Work out the number of lines containing "расчета". Answer with nothing but that number.

^^^^^^^^^^^^^^^^

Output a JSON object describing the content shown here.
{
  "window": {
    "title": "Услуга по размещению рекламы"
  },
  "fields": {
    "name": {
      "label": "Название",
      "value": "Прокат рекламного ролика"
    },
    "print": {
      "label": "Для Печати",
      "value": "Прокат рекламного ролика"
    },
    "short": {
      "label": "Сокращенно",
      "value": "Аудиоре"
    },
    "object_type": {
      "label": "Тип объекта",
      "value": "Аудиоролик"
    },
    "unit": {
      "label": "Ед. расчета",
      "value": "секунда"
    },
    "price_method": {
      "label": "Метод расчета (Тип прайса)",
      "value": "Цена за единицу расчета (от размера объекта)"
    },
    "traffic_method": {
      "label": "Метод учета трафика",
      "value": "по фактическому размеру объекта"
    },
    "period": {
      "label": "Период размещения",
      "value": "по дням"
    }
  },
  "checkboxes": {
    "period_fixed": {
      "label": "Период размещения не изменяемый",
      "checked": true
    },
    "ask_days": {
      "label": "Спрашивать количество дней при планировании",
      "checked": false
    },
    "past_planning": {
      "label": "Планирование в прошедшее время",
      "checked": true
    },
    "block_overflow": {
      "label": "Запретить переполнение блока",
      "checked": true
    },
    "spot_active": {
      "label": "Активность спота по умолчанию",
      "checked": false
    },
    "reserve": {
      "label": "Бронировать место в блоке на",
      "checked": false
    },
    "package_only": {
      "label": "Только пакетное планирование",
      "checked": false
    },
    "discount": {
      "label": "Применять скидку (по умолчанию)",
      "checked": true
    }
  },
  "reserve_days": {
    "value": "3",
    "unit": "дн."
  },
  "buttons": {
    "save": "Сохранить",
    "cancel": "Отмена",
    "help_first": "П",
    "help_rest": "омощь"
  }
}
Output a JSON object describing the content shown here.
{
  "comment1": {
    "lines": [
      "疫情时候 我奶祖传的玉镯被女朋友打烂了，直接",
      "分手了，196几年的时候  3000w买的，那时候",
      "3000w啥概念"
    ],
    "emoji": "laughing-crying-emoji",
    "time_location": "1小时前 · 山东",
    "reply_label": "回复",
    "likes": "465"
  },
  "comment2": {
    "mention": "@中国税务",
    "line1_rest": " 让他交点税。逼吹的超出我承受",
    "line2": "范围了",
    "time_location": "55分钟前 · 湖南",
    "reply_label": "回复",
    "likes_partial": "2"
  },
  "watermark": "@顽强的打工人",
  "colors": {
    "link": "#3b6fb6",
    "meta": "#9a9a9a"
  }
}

^^^^^^^^^^^^^^^^

- Answer to this task -
3